PROMPT: The expected answer comprises all lines from the entries that contain the string "paid".

EXCERPTED DATA:
▼▼▼

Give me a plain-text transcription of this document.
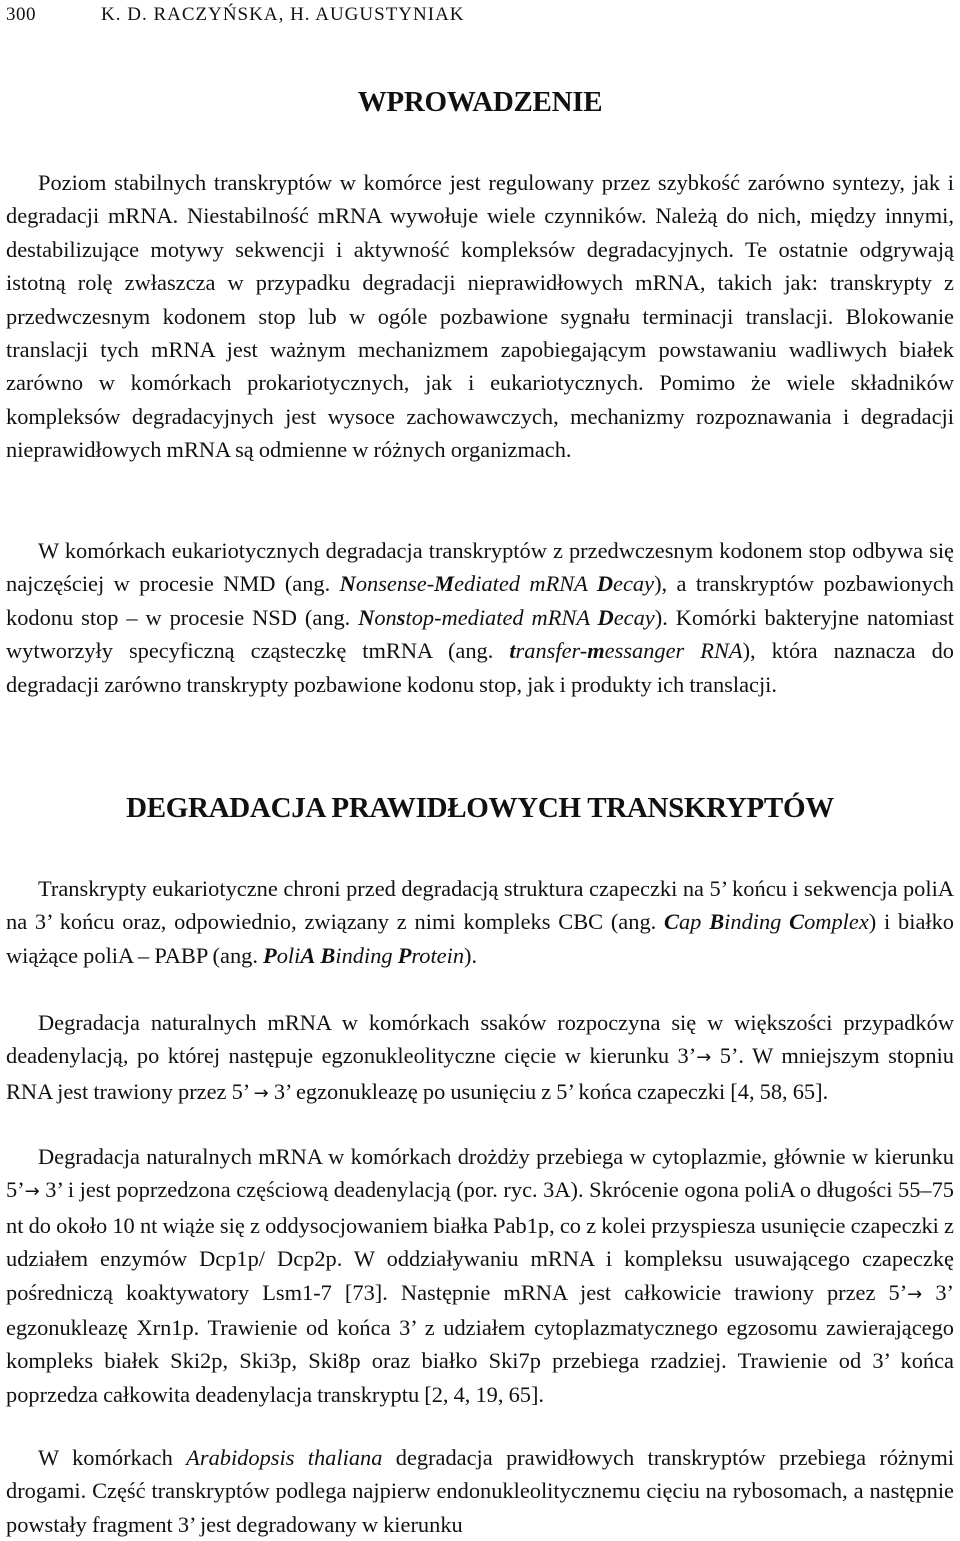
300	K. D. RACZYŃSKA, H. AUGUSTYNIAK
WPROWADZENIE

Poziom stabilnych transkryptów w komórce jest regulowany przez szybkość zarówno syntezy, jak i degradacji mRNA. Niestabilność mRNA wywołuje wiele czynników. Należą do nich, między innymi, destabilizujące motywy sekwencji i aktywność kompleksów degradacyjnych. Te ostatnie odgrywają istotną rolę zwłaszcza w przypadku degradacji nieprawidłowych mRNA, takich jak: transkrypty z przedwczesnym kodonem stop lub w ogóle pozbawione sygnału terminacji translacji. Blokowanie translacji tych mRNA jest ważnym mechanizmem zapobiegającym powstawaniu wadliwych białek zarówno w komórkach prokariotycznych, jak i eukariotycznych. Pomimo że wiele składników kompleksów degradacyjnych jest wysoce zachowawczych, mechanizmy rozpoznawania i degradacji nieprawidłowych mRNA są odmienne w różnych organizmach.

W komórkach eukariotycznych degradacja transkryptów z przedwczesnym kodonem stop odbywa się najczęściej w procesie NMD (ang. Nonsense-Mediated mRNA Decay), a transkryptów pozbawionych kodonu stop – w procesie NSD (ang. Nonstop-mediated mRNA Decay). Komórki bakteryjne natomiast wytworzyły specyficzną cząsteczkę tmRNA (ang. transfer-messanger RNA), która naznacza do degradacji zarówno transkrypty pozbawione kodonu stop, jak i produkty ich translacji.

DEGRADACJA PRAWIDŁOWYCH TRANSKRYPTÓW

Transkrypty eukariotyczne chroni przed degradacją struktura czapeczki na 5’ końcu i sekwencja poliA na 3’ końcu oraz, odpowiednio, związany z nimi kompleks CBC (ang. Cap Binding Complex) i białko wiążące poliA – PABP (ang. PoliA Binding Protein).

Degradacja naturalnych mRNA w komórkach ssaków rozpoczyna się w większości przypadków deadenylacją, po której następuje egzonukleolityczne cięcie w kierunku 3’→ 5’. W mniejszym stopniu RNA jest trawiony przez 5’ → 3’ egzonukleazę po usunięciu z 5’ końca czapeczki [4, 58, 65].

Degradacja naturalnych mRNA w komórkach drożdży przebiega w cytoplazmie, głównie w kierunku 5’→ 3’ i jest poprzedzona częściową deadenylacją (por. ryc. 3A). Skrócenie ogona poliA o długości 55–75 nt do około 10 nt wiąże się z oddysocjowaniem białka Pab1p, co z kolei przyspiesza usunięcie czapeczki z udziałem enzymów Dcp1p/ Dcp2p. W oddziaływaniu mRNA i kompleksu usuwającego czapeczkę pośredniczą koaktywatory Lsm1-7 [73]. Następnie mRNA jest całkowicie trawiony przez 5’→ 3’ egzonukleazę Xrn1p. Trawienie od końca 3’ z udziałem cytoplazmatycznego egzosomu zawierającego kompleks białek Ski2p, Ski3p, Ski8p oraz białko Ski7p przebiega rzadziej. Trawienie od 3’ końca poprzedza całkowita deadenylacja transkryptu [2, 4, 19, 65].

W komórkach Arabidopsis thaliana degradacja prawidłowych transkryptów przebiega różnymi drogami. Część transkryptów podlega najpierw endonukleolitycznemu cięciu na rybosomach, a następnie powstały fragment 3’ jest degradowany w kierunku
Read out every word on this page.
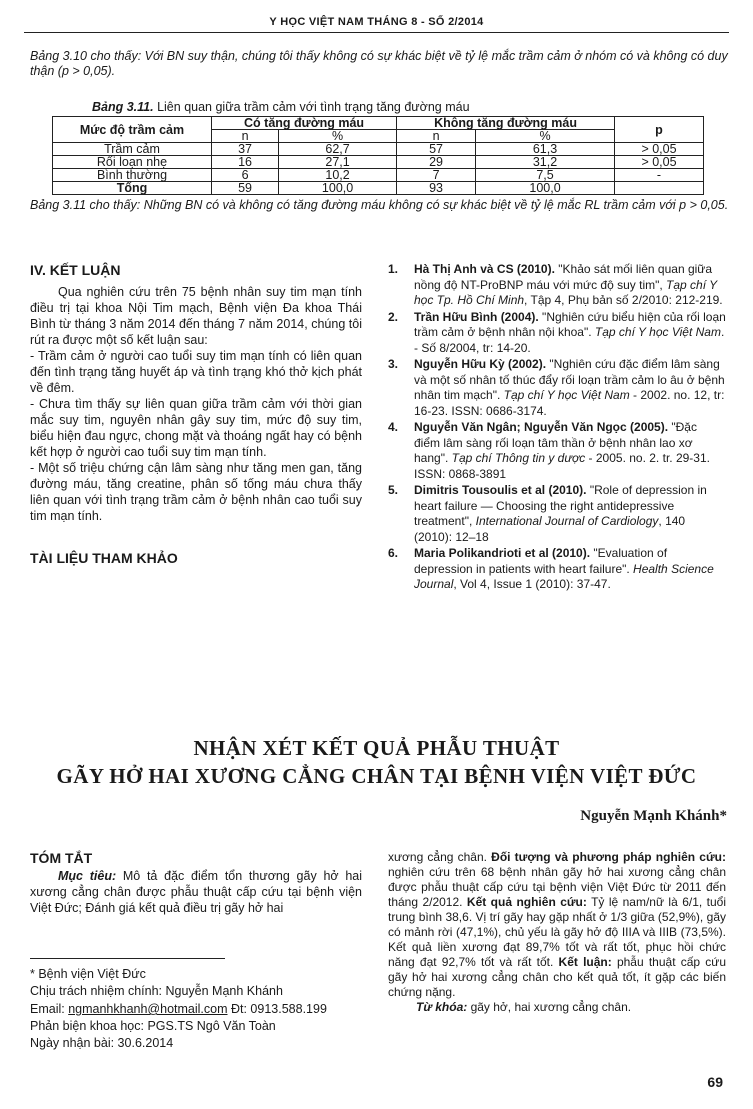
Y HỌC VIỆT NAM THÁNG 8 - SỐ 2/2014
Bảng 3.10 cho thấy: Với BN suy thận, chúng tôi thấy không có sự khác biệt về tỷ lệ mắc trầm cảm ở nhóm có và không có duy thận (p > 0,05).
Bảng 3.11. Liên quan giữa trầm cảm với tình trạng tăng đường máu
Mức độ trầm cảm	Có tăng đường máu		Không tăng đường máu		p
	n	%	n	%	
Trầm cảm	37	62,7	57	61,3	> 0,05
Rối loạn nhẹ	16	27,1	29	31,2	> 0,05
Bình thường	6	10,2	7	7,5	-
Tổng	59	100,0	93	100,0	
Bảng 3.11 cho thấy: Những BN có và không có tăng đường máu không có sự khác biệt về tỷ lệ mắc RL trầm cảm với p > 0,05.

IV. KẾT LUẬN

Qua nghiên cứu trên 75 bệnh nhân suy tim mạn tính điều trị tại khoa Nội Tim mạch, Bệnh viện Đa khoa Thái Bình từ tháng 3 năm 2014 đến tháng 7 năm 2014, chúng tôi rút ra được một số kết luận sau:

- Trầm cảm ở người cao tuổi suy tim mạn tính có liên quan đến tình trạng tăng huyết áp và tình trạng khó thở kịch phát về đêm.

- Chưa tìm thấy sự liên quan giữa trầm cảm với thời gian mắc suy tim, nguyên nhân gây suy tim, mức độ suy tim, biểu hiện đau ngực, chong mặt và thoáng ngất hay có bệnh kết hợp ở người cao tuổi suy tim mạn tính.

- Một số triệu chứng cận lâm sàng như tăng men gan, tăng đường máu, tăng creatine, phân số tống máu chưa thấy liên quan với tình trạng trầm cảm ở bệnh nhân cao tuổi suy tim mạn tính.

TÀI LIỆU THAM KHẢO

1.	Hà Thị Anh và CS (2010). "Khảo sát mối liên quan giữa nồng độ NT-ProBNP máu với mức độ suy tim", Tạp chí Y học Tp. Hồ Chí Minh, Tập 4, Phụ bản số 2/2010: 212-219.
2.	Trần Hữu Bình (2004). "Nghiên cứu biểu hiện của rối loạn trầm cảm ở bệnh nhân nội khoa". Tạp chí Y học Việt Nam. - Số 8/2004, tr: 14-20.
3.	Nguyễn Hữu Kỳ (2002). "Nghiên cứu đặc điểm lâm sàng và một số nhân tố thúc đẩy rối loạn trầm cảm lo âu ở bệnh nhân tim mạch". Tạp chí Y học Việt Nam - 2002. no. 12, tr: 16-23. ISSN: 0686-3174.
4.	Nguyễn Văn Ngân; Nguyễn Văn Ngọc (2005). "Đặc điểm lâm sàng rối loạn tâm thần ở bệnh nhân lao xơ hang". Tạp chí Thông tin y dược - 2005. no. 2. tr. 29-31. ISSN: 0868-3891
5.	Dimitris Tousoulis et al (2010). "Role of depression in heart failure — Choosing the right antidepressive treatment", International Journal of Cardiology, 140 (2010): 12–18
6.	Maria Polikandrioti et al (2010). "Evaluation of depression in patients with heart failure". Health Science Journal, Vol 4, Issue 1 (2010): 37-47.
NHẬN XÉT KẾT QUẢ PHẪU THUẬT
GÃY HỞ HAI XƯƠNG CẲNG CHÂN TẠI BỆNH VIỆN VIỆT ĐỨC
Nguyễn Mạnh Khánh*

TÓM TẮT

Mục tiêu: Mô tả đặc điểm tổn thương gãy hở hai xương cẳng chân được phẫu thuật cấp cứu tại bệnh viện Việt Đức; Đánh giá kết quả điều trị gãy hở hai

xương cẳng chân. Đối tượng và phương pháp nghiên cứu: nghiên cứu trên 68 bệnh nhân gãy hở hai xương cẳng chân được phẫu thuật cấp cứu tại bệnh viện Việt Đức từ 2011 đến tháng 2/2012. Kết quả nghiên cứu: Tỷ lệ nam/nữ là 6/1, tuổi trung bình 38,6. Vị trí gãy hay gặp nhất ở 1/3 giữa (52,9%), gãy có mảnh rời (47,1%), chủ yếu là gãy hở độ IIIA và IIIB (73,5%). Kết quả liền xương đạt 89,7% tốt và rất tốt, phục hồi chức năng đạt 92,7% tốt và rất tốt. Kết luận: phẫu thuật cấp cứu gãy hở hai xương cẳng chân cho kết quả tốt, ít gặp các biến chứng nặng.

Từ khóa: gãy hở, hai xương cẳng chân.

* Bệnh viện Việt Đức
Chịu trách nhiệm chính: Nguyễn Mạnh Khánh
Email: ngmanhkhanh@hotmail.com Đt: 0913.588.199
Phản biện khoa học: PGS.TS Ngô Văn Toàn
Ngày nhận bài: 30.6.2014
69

▲▲▲
▼▼▼

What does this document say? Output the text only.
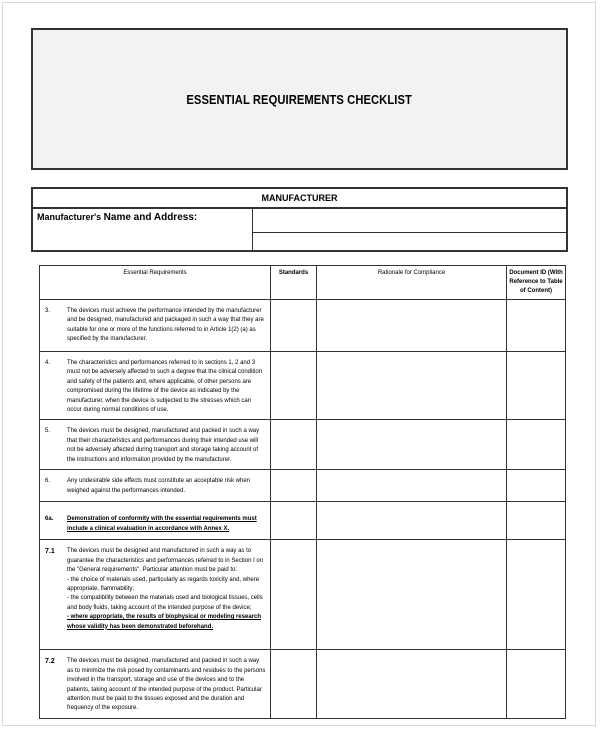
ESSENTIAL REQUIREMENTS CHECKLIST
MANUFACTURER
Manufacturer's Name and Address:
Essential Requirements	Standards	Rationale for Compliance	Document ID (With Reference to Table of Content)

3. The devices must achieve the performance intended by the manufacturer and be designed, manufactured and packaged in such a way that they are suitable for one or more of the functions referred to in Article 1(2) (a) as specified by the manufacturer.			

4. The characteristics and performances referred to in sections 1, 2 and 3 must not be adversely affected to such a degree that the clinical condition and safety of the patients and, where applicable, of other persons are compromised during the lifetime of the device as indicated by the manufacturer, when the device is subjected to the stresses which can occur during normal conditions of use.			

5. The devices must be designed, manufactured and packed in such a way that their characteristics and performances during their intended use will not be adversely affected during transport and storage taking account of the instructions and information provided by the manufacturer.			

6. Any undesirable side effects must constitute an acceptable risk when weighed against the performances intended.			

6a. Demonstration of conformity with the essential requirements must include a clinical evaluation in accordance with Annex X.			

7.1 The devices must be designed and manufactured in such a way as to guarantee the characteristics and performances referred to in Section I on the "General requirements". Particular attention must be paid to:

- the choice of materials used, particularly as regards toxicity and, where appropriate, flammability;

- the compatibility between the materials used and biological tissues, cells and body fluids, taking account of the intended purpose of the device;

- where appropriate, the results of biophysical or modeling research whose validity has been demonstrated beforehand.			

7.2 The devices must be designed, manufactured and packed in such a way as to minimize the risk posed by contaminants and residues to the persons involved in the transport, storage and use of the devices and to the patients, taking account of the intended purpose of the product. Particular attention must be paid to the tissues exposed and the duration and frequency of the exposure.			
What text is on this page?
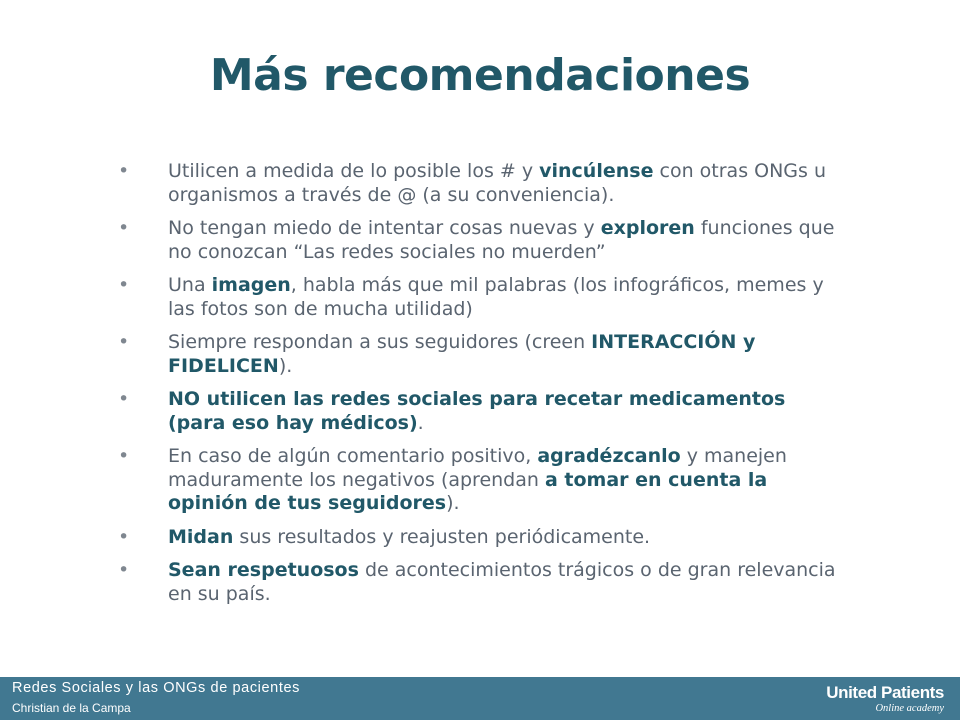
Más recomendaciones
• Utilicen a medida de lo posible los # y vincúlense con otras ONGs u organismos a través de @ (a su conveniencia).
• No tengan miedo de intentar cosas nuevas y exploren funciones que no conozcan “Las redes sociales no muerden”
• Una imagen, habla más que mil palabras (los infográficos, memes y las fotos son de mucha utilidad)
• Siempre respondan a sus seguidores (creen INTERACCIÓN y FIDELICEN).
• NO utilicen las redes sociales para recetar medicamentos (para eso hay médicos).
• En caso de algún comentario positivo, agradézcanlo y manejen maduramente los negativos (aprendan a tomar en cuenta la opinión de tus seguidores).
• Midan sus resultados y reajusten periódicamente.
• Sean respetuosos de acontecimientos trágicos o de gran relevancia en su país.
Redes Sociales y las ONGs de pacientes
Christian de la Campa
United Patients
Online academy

▲▲▲
▼▼▼

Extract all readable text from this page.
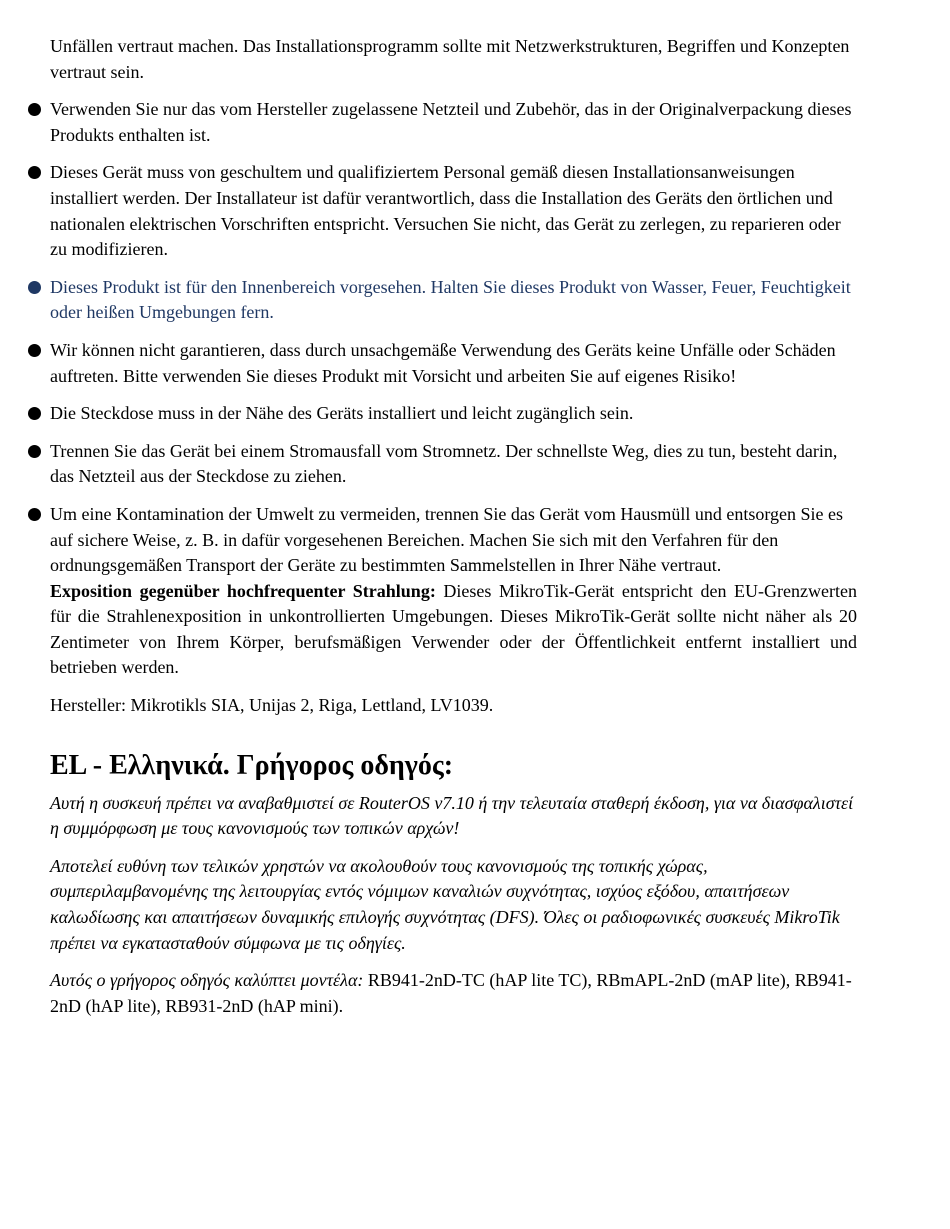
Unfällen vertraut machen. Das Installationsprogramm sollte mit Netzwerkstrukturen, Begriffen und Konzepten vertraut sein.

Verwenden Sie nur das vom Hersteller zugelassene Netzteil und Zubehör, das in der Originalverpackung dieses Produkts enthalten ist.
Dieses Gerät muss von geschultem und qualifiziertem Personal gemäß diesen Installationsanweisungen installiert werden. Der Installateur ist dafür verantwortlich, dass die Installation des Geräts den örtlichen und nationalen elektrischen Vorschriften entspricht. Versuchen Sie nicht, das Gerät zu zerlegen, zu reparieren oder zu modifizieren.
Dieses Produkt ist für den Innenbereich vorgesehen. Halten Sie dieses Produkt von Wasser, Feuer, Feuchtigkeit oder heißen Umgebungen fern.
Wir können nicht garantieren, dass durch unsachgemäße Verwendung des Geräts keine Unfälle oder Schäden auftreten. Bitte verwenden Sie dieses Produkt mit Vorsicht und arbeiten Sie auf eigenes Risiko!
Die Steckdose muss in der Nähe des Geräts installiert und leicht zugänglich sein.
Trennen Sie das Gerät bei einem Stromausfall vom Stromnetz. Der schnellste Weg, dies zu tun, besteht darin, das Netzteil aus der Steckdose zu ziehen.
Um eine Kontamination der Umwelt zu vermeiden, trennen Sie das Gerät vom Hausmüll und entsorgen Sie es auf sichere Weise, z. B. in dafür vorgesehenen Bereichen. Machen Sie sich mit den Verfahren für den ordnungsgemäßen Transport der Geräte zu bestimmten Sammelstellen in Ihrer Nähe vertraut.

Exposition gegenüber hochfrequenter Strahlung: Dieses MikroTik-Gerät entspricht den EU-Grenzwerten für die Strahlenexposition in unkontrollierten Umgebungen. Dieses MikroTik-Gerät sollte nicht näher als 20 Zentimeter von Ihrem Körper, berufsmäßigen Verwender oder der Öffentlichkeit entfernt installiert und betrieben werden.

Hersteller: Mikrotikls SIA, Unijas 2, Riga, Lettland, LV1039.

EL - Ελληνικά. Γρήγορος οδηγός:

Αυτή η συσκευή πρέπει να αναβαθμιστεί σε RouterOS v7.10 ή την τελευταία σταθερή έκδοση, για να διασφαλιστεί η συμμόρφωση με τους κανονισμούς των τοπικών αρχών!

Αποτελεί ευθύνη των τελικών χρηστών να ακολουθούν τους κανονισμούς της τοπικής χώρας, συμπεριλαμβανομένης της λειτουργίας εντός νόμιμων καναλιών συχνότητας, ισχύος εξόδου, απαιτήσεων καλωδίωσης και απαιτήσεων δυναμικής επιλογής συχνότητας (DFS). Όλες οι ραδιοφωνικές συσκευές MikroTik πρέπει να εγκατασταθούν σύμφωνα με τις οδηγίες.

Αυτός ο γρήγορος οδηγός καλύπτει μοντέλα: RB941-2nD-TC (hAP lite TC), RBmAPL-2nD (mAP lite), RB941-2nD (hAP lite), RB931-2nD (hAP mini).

▲▲▲

WRITTEN ANSWER:
7.1 The devices must be designed and manufactured in such a way as to guarantee the characteristics and performances referred to in Section I on the "General requirements". Particular attention must be paid to:
7.2 The devices must be designed, manufactured and packed in such a way as to minimize the risk posed by contaminants and residues to the persons involved in the transport, storage and use of the devices and to the patients, taking account of the intended purpose of the product. Particular attention must be paid to the tissues exposed and the duration and frequency of the exposure.			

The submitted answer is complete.